RECORDS TO PROCESS:
__________

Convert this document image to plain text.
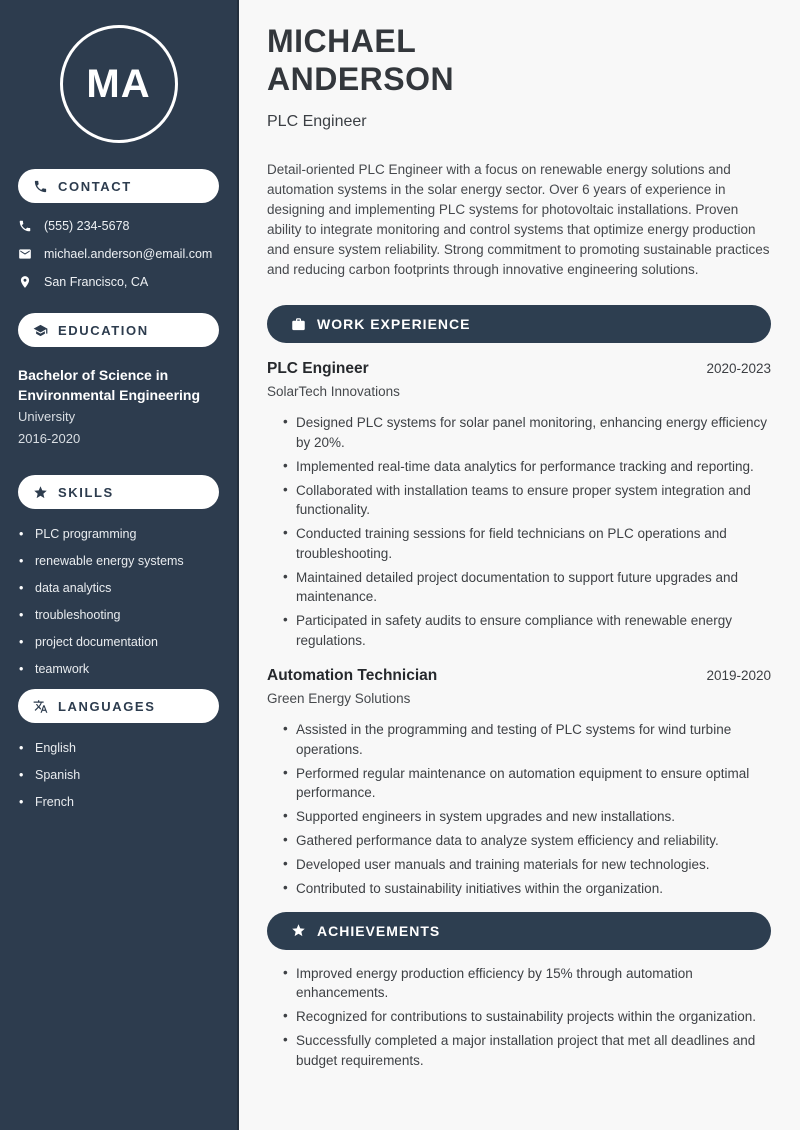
MA
CONTACT
(555) 234-5678
michael.anderson@email.com
San Francisco, CA
EDUCATION
Bachelor of Science in Environmental Engineering
University
2016-2020
SKILLS
• PLC programming
• renewable energy systems
• data analytics
• troubleshooting
• project documentation
• teamwork
LANGUAGES
• English
• Spanish
• French
MICHAEL
ANDERSON
PLC Engineer

Detail-oriented PLC Engineer with a focus on renewable energy solutions and automation systems in the solar energy sector. Over 6 years of experience in designing and implementing PLC systems for photovoltaic installations. Proven ability to integrate monitoring and control systems that optimize energy production and ensure system reliability. Strong commitment to promoting sustainable practices and reducing carbon footprints through innovative engineering solutions.

WORK EXPERIENCE
PLC Engineer	2020-2023
SolarTech Innovations
• Designed PLC systems for solar panel monitoring, enhancing energy efficiency by 20%.
• Implemented real-time data analytics for performance tracking and reporting.
• Collaborated with installation teams to ensure proper system integration and functionality.
• Conducted training sessions for field technicians on PLC operations and troubleshooting.
• Maintained detailed project documentation to support future upgrades and maintenance.
• Participated in safety audits to ensure compliance with renewable energy regulations.
Automation Technician	2019-2020
Green Energy Solutions
• Assisted in the programming and testing of PLC systems for wind turbine operations.
• Performed regular maintenance on automation equipment to ensure optimal performance.
• Supported engineers in system upgrades and new installations.
• Gathered performance data to analyze system efficiency and reliability.
• Developed user manuals and training materials for new technologies.
• Contributed to sustainability initiatives within the organization.
ACHIEVEMENTS
• Improved energy production efficiency by 15% through automation enhancements.
• Recognized for contributions to sustainability projects within the organization.
• Successfully completed a major installation project that met all deadlines and budget requirements.
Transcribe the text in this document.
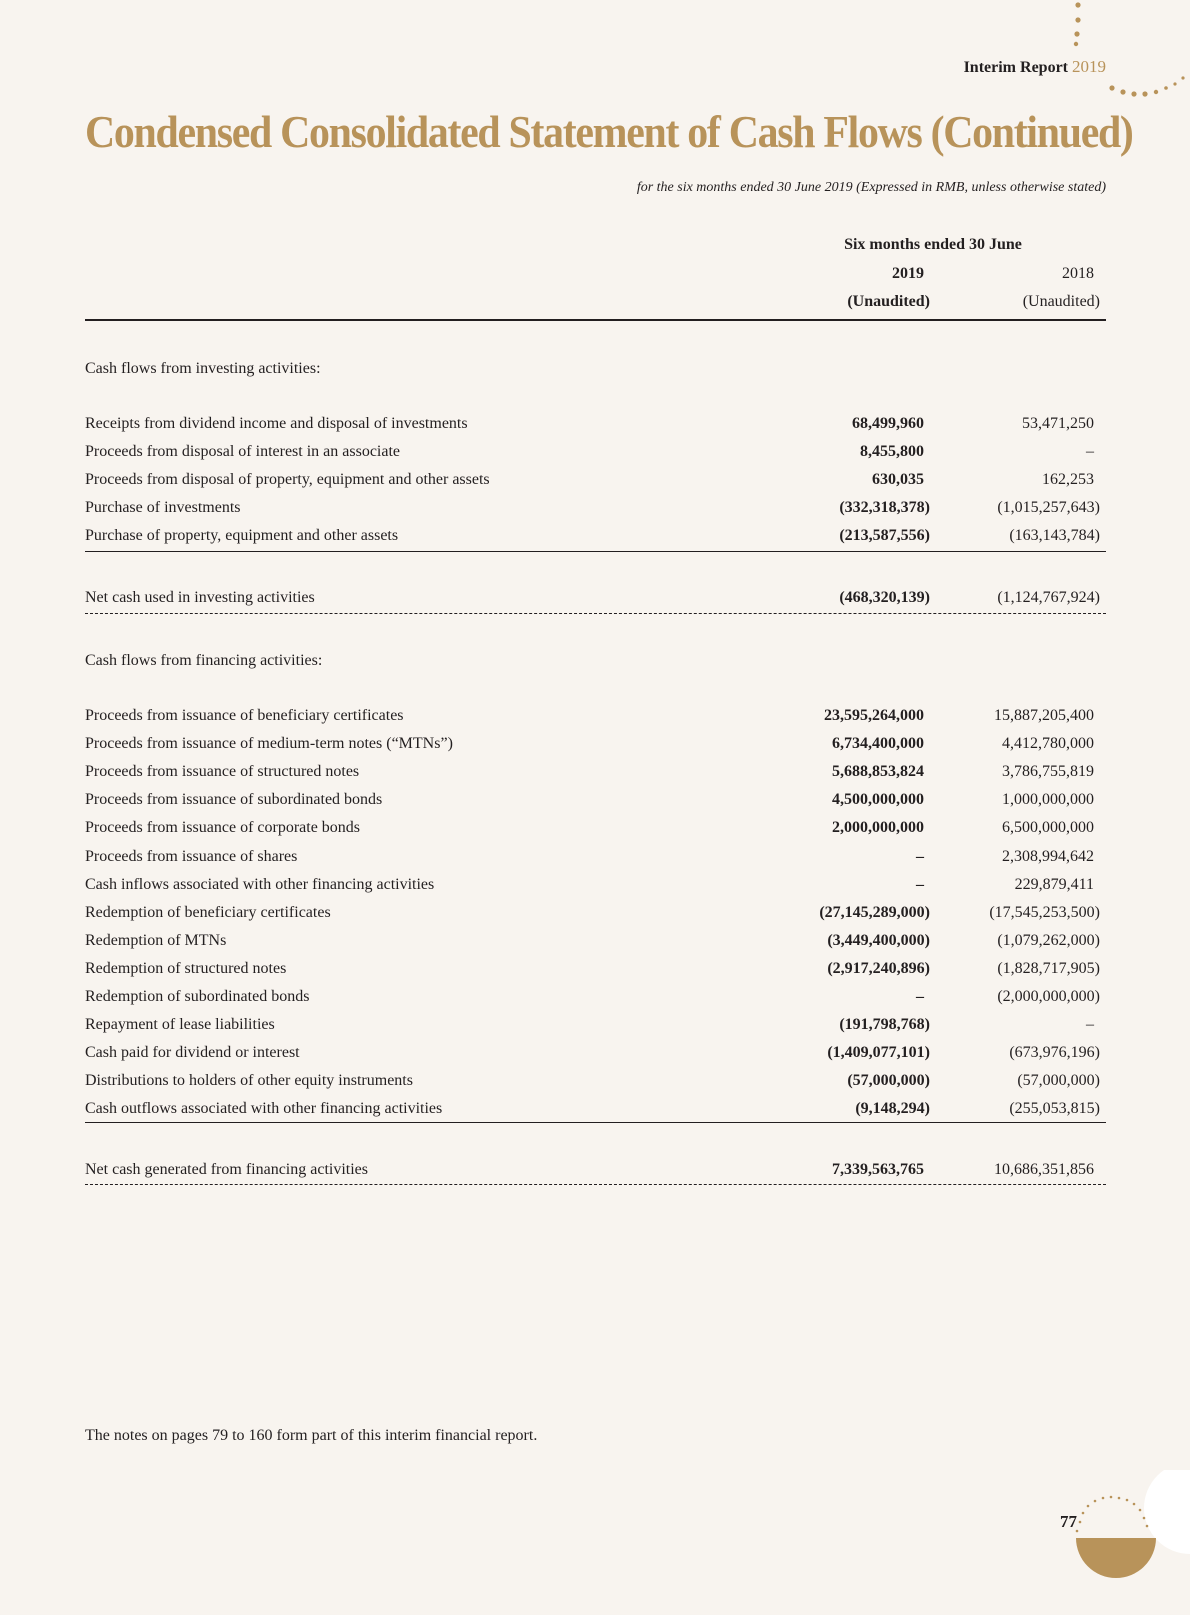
Interim Report 2019
Condensed Consolidated Statement of Cash Flows (Continued)
for the six months ended 30 June 2019 (Expressed in RMB, unless otherwise stated)
Six months ended 30 June
2019	2018
(Unaudited)	(Unaudited)
Cash flows from investing activities:
Receipts from dividend income and disposal of investments	68,499,960	53,471,250
Proceeds from disposal of interest in an associate	8,455,800	–
Proceeds from disposal of property, equipment and other assets	630,035	162,253
Purchase of investments	(332,318,378)	(1,015,257,643)
Purchase of property, equipment and other assets	(213,587,556)	(163,143,784)
Net cash used in investing activities	(468,320,139)	(1,124,767,924)
Cash flows from financing activities:
Proceeds from issuance of beneficiary certificates	23,595,264,000	15,887,205,400
Proceeds from issuance of medium-term notes (“MTNs”)	6,734,400,000	4,412,780,000
Proceeds from issuance of structured notes	5,688,853,824	3,786,755,819
Proceeds from issuance of subordinated bonds	4,500,000,000	1,000,000,000
Proceeds from issuance of corporate bonds	2,000,000,000	6,500,000,000
Proceeds from issuance of shares	–	2,308,994,642
Cash inflows associated with other financing activities	–	229,879,411
Redemption of beneficiary certificates	(27,145,289,000)	(17,545,253,500)
Redemption of MTNs	(3,449,400,000)	(1,079,262,000)
Redemption of structured notes	(2,917,240,896)	(1,828,717,905)
Redemption of subordinated bonds	–	(2,000,000,000)
Repayment of lease liabilities	(191,798,768)	–
Cash paid for dividend or interest	(1,409,077,101)	(673,976,196)
Distributions to holders of other equity instruments	(57,000,000)	(57,000,000)
Cash outflows associated with other financing activities	(9,148,294)	(255,053,815)
Net cash generated from financing activities	7,339,563,765	10,686,351,856
The notes on pages 79 to 160 form part of this interim financial report.
77
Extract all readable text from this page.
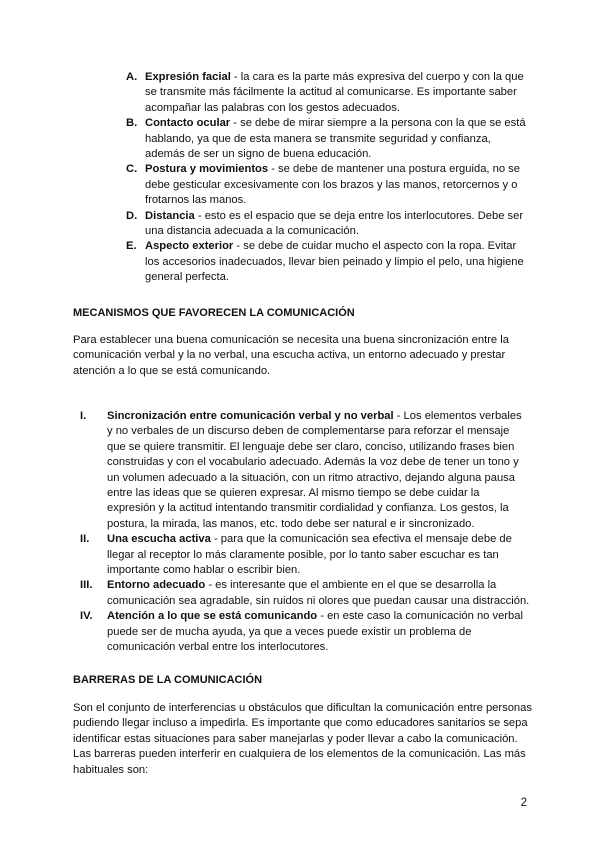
A. Expresión facial - la cara es la parte más expresiva del cuerpo y con la que se transmite más fácilmente la actitud al comunicarse. Es importante saber acompañar las palabras con los gestos adecuados.
B. Contacto ocular - se debe de mirar siempre a la persona con la que se está hablando, ya que de esta manera se transmite seguridad y confianza, además de ser un signo de buena educación.
C. Postura y movimientos - se debe de mantener una postura erguida, no se debe gesticular excesivamente con los brazos y las manos, retorcernos y o frotarnos las manos.
D. Distancia - esto es el espacio que se deja entre los interlocutores. Debe ser una distancia adecuada a la comunicación.
E. Aspecto exterior - se debe de cuidar mucho el aspecto con la ropa. Evitar los accesorios inadecuados, llevar bien peinado y limpio el pelo, una higiene general perfecta.
MECANISMOS QUE FAVORECEN LA COMUNICACIÓN

Para establecer una buena comunicación se necesita una buena sincronización entre la comunicación verbal y la no verbal, una escucha activa, un entorno adecuado y prestar atención a lo que se está comunicando.

I. Sincronización entre comunicación verbal y no verbal - Los elementos verbales y no verbales de un discurso deben de complementarse para reforzar el mensaje que se quiere transmitir. El lenguaje debe ser claro, conciso, utilizando frases bien construidas y con el vocabulario adecuado. Además la voz debe de tener un tono y un volumen adecuado a la situación, con un ritmo atractivo, dejando alguna pausa entre las ideas que se quieren expresar. Al mismo tiempo se debe cuidar la expresión y la actitud intentando transmitir cordialidad y confianza. Los gestos, la postura, la mirada, las manos, etc. todo debe ser natural e ir sincronizado.
II. Una escucha activa - para que la comunicación sea efectiva el mensaje debe de llegar al receptor lo más claramente posible, por lo tanto saber escuchar es tan importante como hablar o escribir bien.
III. Entorno adecuado - es interesante que el ambiente en el que se desarrolla la comunicación sea agradable, sin ruidos ni olores que puedan causar una distracción.
IV. Atención a lo que se está comunicando - en este caso la comunicación no verbal puede ser de mucha ayuda, ya que a veces puede existir un problema de comunicación verbal entre los interlocutores.
BARRERAS DE LA COMUNICACIÓN

Son el conjunto de interferencias u obstáculos que dificultan la comunicación entre personas pudiendo llegar incluso a impedirla. Es importante que como educadores sanitarios se sepa identificar estas situaciones para saber manejarlas y poder llevar a cabo la comunicación. Las barreras pueden interferir en cualquiera de los elementos de la comunicación. Las más habituales son:

2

__________

WRITTEN EXERCISE:
Select every line in the material above where the string "sustainability" occurs, and copy it.

TASK OUTPUT:
• Contributed to sustainability initiatives within the organization.
• Recognized for contributions to sustainability projects within the organization.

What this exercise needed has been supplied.